— SUPPLIED RECORDS —
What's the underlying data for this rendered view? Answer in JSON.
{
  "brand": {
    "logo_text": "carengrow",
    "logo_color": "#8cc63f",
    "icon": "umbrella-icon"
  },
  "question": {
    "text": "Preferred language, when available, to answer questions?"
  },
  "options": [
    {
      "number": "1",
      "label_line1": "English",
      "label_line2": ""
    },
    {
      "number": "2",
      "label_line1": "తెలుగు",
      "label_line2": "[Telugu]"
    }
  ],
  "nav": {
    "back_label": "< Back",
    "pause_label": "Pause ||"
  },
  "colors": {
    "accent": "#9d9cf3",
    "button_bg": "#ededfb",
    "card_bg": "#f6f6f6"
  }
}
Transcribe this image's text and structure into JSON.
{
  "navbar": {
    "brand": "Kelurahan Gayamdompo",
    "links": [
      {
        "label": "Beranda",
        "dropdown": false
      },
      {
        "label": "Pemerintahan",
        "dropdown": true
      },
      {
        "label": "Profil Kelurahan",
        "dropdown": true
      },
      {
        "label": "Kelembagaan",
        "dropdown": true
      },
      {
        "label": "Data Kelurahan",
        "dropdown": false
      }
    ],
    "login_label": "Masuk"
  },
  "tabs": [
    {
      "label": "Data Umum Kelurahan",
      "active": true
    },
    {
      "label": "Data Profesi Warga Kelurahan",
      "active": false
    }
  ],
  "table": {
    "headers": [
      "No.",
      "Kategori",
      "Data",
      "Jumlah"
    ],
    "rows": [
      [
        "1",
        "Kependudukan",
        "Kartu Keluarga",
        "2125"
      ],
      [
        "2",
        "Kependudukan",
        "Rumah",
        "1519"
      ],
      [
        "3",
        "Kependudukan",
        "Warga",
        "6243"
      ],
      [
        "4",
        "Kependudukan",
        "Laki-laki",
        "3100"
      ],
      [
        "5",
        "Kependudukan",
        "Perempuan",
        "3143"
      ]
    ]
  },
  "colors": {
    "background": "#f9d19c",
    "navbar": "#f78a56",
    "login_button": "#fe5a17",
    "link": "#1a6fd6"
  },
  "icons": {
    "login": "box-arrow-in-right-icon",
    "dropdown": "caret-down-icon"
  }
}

— GIVEN INSTRUCTION —
Reproduce each line of the entries in which the word "JSON" is found.

— FINISHED TASK —
What's the underlying data for this rendered view? Answer in JSON.
Transcribe this image's text and structure into JSON.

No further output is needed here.